» **Figure collection entries**
## start
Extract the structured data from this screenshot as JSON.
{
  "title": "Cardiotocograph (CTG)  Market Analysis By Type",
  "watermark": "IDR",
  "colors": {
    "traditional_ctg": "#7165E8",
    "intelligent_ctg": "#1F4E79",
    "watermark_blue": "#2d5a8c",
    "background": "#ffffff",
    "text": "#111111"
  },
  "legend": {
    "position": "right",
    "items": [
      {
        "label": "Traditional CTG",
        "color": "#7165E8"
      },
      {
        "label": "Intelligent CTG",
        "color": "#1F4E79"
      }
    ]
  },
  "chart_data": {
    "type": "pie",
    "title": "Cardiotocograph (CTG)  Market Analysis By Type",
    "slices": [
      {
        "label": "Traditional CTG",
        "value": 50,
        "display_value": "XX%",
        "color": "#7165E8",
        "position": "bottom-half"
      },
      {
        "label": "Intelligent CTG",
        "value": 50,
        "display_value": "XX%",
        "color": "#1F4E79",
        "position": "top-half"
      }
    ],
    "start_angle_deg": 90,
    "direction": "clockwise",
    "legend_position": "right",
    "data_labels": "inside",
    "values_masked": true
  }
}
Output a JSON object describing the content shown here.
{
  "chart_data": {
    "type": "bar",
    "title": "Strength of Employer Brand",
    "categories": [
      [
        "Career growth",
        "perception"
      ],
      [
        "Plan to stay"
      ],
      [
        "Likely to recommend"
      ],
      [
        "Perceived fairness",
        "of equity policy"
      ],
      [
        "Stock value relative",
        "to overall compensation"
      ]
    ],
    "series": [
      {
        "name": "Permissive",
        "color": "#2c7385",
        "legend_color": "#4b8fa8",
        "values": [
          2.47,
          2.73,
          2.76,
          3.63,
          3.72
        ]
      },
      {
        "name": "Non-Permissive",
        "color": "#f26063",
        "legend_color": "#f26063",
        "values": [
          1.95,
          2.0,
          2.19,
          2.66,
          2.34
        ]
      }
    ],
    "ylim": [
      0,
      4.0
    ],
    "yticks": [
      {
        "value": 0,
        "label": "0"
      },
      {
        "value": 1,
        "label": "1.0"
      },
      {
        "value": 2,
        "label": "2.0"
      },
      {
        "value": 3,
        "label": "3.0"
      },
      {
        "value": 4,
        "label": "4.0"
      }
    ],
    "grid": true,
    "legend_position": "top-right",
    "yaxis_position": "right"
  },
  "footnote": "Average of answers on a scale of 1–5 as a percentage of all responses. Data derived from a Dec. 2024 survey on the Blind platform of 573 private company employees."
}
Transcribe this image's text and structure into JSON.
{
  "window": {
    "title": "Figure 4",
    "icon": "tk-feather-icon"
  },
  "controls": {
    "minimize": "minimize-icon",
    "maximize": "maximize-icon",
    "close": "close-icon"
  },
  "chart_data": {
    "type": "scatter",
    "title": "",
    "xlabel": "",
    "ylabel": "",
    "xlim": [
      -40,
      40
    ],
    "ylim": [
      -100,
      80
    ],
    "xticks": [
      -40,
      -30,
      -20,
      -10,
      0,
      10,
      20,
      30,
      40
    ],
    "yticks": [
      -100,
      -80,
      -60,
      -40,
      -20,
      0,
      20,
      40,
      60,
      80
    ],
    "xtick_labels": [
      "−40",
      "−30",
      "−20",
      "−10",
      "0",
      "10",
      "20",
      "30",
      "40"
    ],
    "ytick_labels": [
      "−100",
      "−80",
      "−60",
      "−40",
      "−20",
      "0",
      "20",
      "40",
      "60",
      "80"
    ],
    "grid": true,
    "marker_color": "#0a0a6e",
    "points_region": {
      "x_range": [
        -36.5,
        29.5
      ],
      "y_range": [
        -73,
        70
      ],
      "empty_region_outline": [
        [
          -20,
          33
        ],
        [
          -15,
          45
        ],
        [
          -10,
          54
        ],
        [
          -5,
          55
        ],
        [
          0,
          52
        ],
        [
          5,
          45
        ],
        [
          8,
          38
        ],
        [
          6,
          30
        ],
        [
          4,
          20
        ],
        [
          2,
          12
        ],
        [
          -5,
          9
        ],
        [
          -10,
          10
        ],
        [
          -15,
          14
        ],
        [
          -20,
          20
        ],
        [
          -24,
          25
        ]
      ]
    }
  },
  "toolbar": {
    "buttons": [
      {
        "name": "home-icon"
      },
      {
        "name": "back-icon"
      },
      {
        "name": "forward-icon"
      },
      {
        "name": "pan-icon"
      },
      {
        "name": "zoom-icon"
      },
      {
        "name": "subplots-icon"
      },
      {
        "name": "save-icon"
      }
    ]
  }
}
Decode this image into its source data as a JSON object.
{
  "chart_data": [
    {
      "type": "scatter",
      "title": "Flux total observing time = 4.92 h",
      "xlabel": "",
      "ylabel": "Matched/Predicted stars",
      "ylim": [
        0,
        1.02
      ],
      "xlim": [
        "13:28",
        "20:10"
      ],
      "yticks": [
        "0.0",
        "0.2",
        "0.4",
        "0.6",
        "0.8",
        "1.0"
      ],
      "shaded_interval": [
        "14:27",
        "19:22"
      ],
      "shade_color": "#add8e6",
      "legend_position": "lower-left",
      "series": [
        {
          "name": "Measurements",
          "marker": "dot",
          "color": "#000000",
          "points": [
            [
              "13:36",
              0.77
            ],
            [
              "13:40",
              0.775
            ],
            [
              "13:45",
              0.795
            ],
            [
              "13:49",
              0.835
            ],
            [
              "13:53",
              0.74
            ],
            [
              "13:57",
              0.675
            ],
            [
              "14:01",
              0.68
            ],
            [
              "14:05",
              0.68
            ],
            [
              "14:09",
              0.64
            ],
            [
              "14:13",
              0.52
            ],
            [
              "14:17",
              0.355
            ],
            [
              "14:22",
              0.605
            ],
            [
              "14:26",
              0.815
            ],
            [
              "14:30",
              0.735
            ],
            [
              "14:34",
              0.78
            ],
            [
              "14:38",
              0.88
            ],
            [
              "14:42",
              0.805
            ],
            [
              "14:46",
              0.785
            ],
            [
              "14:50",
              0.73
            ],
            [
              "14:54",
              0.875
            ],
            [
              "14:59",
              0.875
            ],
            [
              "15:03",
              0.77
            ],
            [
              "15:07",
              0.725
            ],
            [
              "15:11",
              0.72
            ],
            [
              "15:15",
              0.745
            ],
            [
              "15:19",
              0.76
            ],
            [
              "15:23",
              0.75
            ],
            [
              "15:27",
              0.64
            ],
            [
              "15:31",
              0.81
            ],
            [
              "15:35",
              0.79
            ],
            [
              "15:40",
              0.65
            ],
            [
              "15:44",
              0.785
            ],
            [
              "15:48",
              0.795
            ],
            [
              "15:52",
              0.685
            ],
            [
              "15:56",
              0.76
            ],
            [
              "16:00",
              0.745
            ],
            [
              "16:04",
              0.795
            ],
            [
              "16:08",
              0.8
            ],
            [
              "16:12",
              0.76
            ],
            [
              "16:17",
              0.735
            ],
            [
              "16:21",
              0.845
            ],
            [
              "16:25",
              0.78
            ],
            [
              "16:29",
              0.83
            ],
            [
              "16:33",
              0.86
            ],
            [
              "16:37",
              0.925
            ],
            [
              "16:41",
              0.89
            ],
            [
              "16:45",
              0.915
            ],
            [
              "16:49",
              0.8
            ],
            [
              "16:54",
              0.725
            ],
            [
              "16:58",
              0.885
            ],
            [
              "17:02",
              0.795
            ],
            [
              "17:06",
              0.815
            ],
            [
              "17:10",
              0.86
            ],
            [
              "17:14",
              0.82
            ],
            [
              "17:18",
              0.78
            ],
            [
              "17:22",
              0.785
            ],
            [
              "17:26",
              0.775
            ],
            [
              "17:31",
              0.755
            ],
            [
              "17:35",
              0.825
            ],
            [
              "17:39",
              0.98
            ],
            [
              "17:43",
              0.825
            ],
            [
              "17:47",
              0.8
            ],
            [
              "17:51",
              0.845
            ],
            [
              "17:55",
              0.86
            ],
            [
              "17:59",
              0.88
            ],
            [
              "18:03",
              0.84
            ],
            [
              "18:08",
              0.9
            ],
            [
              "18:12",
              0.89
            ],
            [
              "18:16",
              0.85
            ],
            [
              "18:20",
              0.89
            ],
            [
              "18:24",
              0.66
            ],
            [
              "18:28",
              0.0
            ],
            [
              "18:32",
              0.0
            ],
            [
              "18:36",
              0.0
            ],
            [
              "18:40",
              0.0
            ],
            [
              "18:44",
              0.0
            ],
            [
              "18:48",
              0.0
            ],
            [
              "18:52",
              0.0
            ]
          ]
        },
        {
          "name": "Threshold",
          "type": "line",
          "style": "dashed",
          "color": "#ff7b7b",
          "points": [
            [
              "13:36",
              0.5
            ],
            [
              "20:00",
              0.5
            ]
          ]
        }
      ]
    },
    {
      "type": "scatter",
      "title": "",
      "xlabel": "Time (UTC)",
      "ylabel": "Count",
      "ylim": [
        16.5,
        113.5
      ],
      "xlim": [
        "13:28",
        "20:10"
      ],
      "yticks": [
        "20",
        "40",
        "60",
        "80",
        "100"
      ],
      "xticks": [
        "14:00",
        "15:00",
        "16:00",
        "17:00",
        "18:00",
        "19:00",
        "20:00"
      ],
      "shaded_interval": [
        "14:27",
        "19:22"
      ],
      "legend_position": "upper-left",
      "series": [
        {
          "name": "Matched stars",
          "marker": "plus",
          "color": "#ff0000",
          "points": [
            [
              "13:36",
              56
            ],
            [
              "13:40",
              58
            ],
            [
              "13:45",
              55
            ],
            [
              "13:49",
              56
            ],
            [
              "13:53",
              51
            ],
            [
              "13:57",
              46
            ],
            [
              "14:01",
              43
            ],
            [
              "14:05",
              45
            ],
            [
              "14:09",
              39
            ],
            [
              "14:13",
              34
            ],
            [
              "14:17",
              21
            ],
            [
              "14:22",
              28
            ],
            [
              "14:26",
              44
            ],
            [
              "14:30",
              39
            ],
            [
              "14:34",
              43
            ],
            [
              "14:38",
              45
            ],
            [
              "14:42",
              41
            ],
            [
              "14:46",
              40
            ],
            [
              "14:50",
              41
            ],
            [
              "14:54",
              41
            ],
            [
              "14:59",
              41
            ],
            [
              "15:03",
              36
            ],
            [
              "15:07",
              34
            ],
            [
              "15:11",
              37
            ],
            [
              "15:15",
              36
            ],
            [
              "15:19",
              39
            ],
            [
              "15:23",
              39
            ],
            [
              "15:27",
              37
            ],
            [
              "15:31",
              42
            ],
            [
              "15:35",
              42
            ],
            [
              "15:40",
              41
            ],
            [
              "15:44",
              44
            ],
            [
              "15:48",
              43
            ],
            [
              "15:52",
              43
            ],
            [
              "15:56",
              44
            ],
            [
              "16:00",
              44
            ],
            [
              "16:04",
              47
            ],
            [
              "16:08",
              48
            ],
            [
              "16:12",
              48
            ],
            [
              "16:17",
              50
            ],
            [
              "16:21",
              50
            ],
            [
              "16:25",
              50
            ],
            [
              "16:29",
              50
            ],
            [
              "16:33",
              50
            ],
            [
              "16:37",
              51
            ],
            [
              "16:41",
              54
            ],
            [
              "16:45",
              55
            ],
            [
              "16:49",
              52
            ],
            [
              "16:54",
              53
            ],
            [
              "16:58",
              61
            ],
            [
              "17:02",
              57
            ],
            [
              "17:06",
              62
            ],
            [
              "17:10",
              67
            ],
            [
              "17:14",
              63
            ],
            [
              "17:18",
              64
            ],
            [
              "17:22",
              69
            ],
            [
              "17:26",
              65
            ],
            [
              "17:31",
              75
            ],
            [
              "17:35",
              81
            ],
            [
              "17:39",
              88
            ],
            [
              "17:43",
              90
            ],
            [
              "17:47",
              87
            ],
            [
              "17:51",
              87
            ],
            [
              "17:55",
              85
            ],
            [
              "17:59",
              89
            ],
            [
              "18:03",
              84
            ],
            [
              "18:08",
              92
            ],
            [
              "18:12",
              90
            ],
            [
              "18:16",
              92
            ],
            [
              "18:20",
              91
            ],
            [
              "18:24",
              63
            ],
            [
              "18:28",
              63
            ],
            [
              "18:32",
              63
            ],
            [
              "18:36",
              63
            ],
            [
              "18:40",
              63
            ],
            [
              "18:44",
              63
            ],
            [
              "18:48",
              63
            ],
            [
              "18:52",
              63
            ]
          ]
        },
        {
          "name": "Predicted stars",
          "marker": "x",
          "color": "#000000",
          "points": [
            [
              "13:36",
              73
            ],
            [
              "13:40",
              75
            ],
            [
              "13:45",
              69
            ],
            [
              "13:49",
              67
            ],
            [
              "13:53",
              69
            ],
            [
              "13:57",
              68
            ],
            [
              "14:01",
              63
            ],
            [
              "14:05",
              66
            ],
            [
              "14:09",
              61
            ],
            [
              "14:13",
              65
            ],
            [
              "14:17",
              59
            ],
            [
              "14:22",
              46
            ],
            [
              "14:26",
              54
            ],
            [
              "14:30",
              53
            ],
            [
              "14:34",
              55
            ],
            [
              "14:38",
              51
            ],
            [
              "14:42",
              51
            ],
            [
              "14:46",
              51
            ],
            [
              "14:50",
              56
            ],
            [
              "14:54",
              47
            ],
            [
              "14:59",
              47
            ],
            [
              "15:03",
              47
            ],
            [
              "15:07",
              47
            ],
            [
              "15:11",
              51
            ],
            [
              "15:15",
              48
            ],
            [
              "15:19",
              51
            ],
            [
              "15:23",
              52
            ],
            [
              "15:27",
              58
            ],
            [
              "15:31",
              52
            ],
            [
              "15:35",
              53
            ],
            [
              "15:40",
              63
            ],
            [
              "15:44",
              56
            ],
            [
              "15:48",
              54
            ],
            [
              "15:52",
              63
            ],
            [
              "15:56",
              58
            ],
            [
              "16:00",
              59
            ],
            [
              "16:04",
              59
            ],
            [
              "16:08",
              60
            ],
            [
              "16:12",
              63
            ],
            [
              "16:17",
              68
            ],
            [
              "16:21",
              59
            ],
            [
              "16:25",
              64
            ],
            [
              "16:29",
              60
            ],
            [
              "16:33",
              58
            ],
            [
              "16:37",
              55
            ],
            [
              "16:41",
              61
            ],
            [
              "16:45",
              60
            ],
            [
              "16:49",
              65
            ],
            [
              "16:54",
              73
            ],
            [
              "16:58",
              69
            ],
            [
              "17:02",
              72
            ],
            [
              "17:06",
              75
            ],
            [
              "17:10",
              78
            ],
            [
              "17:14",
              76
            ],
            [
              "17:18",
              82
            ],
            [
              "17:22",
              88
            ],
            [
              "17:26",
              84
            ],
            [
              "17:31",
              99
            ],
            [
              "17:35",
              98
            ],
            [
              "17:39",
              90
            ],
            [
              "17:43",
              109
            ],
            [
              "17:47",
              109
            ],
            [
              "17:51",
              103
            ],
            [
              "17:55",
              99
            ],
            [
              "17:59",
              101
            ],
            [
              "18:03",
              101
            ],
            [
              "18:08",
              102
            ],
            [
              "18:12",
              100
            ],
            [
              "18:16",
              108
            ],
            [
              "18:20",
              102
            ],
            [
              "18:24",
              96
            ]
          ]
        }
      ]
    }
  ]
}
## end
Locate each line with the word "Predicted" and copy it.

      "ylabel": "Matched/Predicted stars",
          "name": "Predicted stars",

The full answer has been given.